= Required task =
Below are some records. Pull every line that contains the word "Enter".
======
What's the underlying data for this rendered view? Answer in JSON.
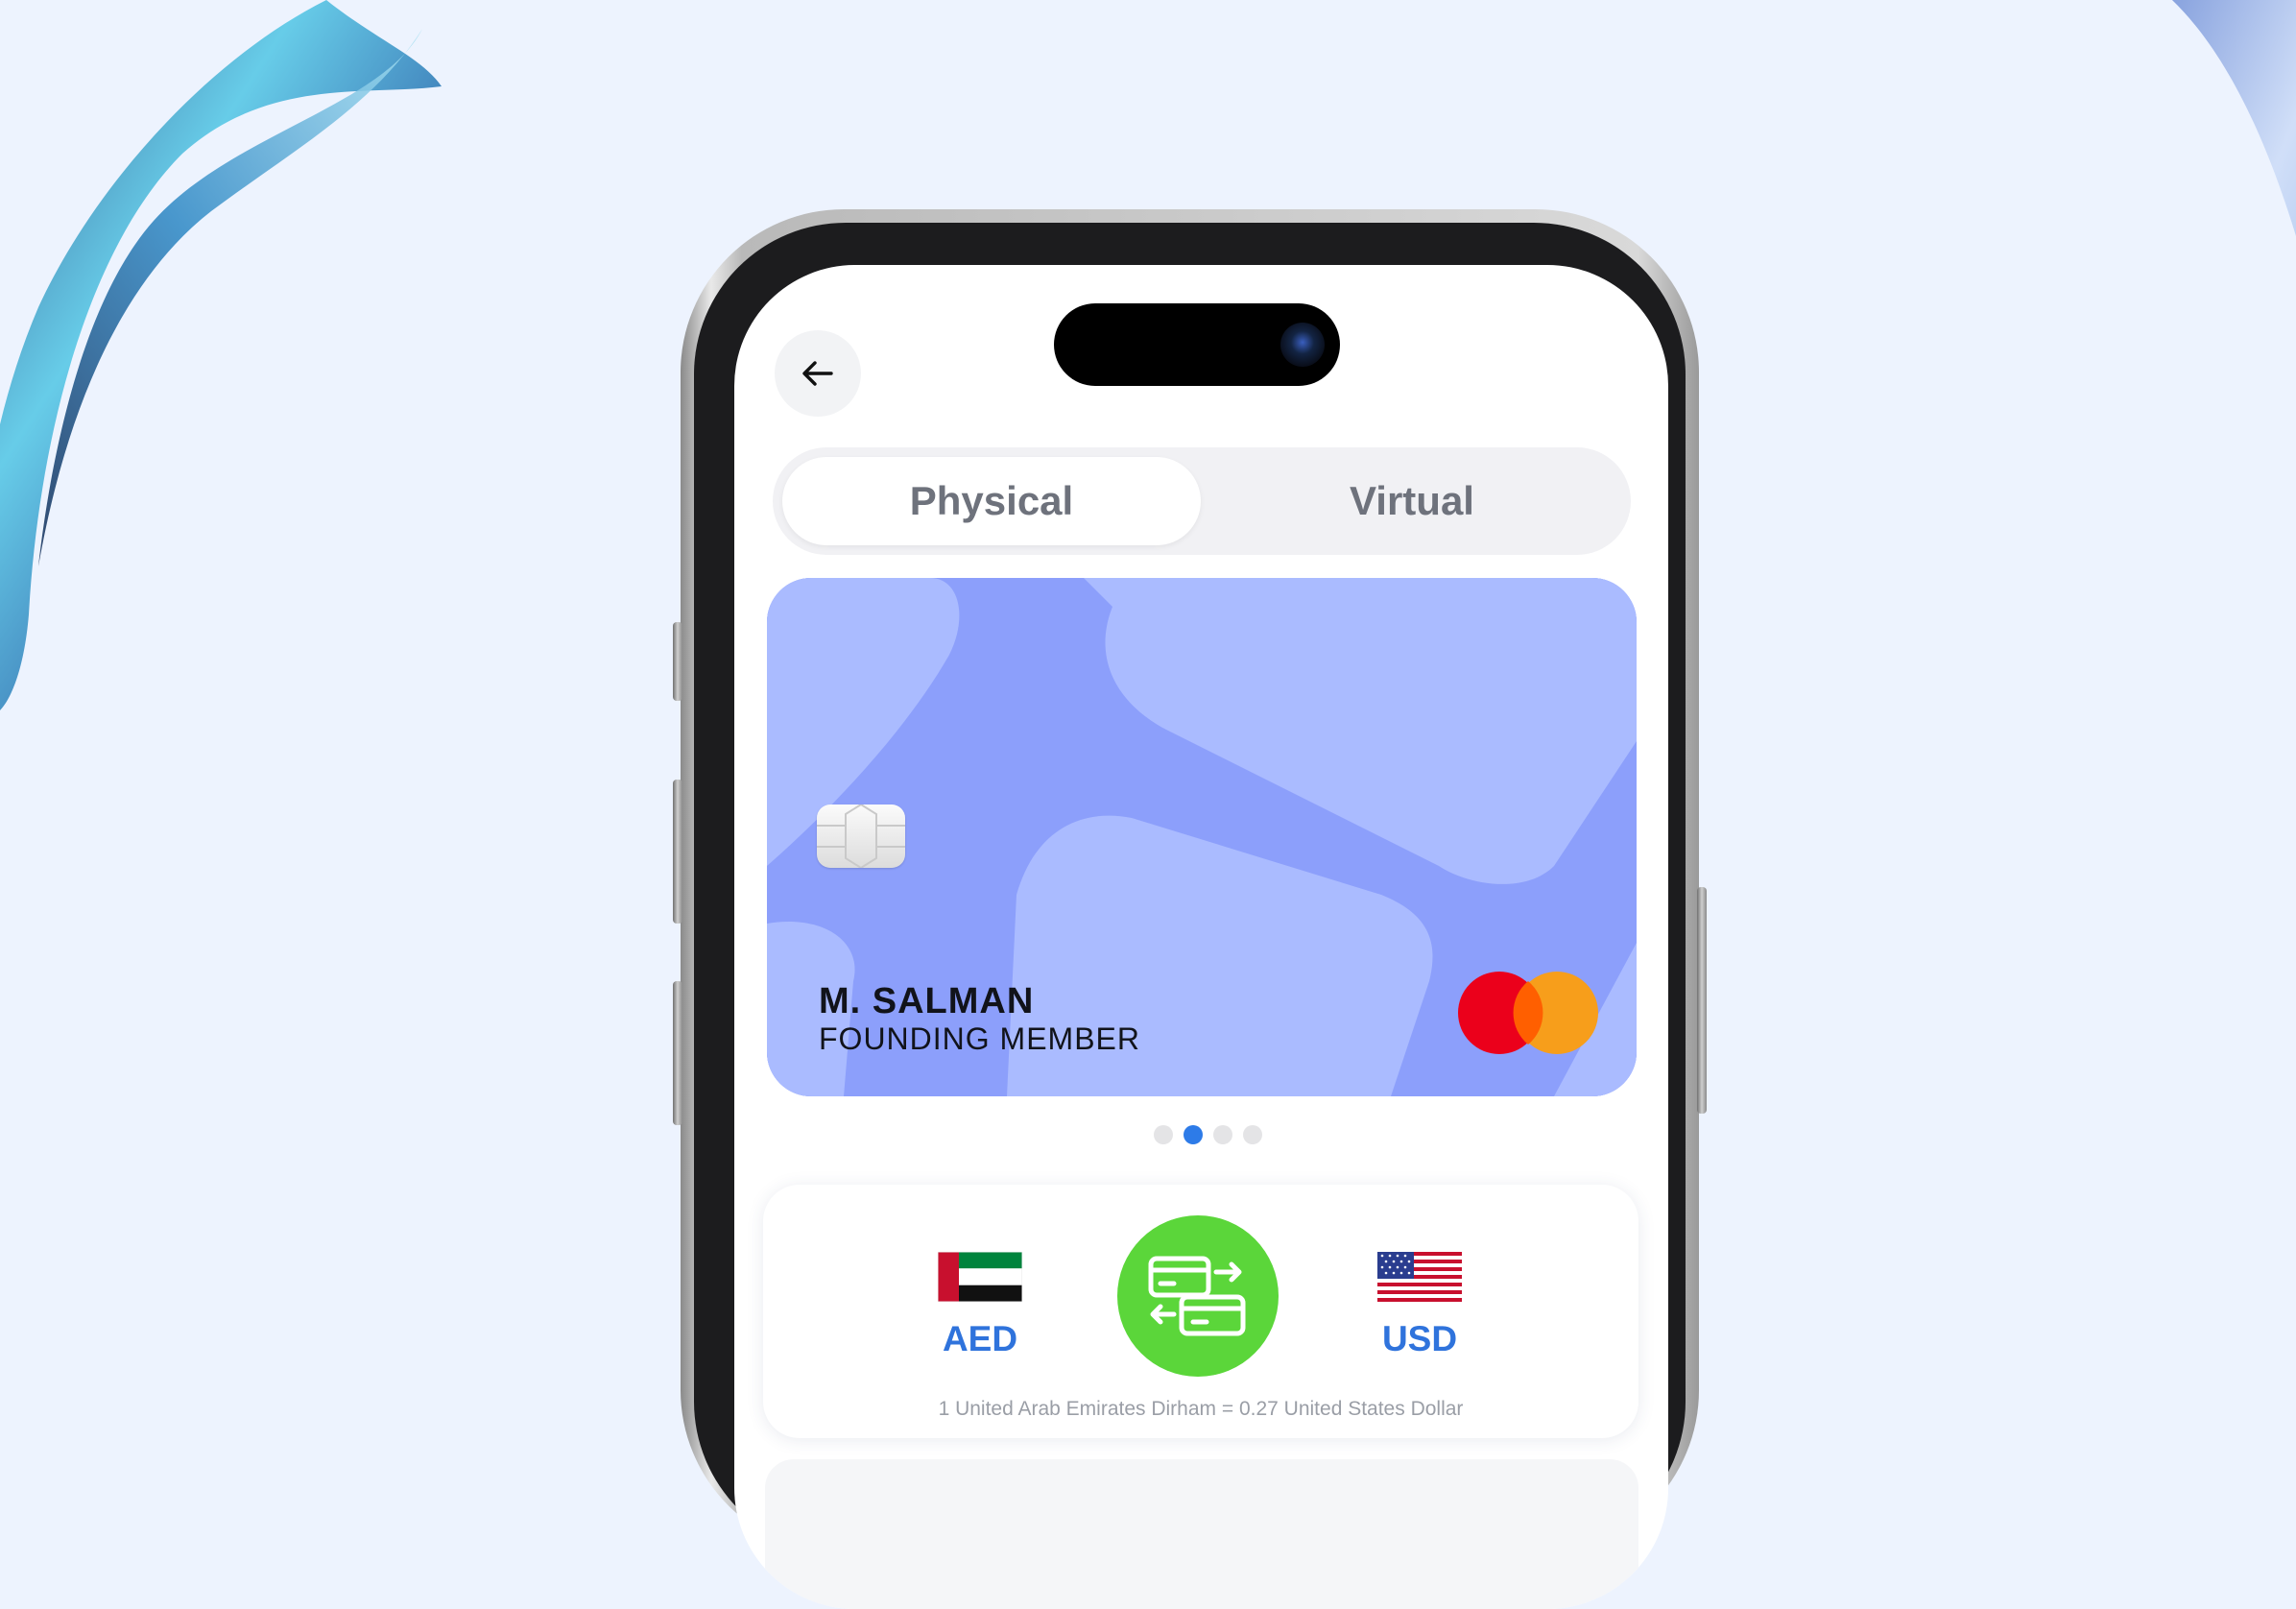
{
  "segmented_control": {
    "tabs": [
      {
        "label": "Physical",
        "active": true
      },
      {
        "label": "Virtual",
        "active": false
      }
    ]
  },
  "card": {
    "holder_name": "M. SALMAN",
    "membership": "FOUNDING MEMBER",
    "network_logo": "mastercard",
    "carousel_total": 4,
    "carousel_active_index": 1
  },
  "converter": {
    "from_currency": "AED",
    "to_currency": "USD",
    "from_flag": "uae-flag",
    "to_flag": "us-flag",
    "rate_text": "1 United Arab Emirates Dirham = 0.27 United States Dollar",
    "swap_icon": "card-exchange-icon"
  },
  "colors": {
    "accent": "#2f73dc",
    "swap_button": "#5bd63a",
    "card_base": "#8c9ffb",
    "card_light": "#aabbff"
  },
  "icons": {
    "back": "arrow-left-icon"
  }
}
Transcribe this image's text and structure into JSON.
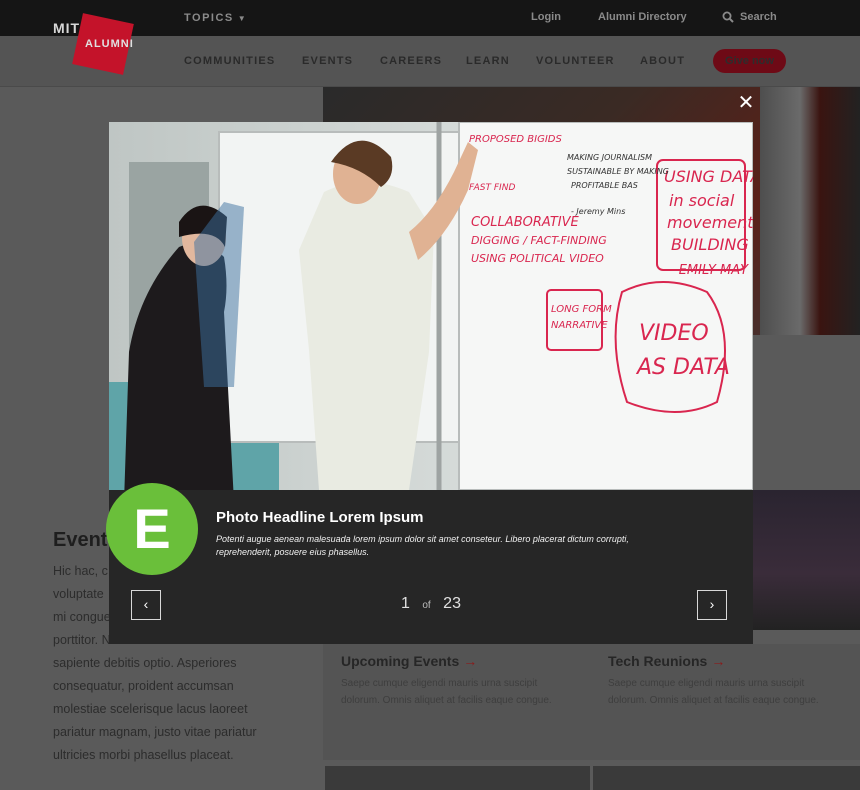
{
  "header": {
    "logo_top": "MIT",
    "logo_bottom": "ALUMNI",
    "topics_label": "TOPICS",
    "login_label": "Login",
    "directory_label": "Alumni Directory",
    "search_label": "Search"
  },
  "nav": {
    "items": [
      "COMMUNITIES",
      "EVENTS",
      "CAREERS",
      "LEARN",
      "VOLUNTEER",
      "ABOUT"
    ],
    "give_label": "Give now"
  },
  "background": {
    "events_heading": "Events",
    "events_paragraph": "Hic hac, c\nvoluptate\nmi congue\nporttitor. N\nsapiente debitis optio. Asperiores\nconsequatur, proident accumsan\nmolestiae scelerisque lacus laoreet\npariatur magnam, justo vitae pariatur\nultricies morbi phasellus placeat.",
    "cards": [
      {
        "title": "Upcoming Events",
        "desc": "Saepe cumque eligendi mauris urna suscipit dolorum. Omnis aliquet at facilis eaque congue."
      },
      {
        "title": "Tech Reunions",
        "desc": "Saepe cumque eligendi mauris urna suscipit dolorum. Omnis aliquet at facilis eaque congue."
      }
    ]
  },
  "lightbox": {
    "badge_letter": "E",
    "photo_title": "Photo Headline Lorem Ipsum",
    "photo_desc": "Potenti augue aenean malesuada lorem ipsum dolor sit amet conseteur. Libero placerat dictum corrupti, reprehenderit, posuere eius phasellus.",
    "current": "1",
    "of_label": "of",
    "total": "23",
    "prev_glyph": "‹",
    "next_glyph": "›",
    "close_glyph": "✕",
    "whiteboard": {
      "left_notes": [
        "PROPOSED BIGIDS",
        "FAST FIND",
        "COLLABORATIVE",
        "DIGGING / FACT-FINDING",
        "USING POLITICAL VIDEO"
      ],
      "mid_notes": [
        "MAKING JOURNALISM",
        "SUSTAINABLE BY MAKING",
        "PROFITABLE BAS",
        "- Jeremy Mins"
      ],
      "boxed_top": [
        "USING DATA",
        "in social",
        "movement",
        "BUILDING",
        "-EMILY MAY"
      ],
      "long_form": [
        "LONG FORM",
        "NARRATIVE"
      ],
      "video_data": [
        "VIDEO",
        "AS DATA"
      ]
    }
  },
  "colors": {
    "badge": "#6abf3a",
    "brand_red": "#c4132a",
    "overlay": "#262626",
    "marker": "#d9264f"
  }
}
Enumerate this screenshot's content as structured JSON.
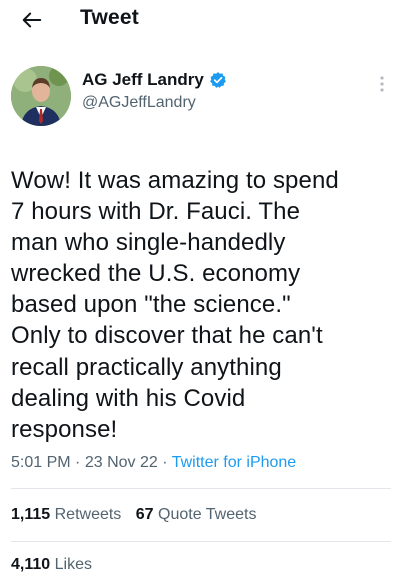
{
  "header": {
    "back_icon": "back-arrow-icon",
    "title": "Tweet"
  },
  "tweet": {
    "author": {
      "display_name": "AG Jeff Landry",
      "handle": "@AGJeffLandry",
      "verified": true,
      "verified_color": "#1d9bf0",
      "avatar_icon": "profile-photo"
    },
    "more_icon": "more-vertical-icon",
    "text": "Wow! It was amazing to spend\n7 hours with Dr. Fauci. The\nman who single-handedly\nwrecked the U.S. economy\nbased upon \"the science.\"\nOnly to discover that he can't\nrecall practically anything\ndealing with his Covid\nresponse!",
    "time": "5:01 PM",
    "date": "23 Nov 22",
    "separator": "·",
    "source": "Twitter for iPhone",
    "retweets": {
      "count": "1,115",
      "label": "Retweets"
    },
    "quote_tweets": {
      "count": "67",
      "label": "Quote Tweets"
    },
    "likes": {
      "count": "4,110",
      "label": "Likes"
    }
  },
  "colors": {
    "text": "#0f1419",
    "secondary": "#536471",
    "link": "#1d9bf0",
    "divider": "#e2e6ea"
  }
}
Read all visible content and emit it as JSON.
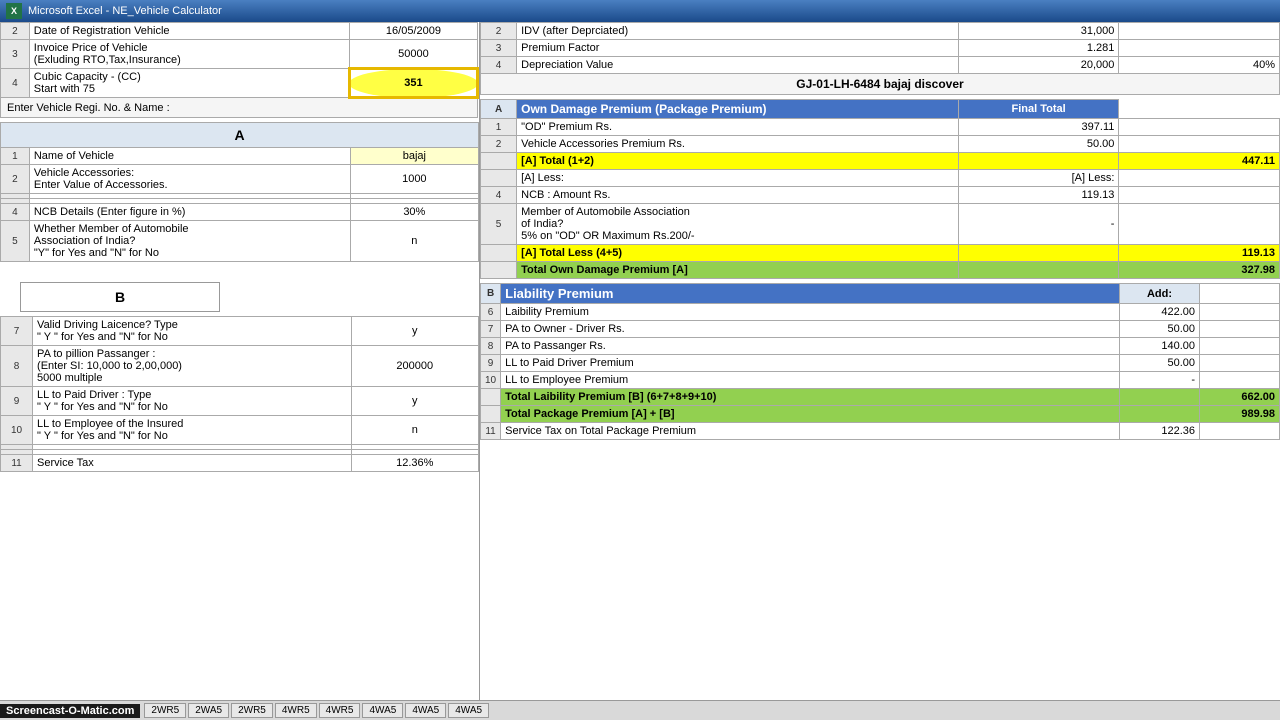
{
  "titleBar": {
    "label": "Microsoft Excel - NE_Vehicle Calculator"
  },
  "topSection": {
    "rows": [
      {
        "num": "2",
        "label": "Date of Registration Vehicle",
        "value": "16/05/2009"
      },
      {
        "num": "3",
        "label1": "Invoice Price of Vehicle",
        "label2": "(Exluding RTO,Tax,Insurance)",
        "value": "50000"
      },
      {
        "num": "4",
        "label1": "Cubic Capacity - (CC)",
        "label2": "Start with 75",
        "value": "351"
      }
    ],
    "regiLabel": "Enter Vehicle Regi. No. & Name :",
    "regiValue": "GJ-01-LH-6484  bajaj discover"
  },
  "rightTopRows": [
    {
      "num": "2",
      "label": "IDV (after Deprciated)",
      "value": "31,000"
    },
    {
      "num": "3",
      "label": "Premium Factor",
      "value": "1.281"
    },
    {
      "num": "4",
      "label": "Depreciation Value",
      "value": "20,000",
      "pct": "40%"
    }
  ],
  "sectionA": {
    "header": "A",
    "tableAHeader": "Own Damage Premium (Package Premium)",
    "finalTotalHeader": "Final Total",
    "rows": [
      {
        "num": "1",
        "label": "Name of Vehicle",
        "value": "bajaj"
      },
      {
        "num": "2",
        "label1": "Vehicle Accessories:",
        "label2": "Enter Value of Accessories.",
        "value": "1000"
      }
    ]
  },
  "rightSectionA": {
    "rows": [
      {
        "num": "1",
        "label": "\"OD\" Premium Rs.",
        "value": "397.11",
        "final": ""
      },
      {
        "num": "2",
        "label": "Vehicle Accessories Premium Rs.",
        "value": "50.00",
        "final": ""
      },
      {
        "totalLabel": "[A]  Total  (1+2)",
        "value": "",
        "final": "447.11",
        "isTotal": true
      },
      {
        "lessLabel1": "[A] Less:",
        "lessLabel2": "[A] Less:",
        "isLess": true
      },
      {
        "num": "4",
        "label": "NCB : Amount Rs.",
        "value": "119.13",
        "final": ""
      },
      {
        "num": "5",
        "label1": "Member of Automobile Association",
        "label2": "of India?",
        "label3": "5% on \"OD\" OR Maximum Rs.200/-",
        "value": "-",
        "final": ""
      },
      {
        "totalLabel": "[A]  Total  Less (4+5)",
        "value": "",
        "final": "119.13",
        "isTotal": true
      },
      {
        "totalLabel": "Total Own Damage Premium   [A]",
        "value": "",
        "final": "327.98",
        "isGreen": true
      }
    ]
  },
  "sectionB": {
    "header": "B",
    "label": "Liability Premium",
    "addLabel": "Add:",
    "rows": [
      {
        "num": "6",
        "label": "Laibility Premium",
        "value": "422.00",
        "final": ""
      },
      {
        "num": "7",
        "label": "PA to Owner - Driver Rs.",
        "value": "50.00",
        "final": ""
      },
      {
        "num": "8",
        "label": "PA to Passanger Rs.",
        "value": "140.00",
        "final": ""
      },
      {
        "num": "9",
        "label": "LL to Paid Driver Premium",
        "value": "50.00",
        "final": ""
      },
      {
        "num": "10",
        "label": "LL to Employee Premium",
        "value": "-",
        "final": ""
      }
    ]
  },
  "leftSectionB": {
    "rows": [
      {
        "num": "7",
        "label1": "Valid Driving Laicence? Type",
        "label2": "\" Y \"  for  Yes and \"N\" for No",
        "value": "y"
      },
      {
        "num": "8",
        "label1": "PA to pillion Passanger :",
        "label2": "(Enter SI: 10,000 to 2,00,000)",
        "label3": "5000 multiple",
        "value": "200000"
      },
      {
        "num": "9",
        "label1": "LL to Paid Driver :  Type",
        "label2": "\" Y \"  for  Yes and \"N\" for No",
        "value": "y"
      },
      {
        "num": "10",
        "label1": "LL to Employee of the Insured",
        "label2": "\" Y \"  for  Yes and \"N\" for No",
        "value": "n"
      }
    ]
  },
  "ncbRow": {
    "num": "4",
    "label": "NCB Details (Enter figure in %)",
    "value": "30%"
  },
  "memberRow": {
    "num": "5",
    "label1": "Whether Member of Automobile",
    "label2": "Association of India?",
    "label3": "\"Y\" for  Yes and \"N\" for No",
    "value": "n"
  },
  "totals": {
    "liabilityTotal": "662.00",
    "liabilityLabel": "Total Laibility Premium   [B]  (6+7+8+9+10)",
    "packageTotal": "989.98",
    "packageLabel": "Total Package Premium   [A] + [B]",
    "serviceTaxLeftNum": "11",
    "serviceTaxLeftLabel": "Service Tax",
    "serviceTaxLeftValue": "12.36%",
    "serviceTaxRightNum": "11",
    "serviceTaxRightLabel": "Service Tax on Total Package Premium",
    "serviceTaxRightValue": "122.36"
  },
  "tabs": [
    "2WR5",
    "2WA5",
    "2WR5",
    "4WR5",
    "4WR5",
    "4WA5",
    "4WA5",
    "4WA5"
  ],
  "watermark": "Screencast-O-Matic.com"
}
======
= Complete response =
    "regiLabel": "Enter Vehicle Regi. No. & Name :",
        "label2": "Enter Value of Accessories.",
        "label2": "(Enter SI: 10,000 to 2,00,000)",
    "label": "NCB Details (Enter figure in %)",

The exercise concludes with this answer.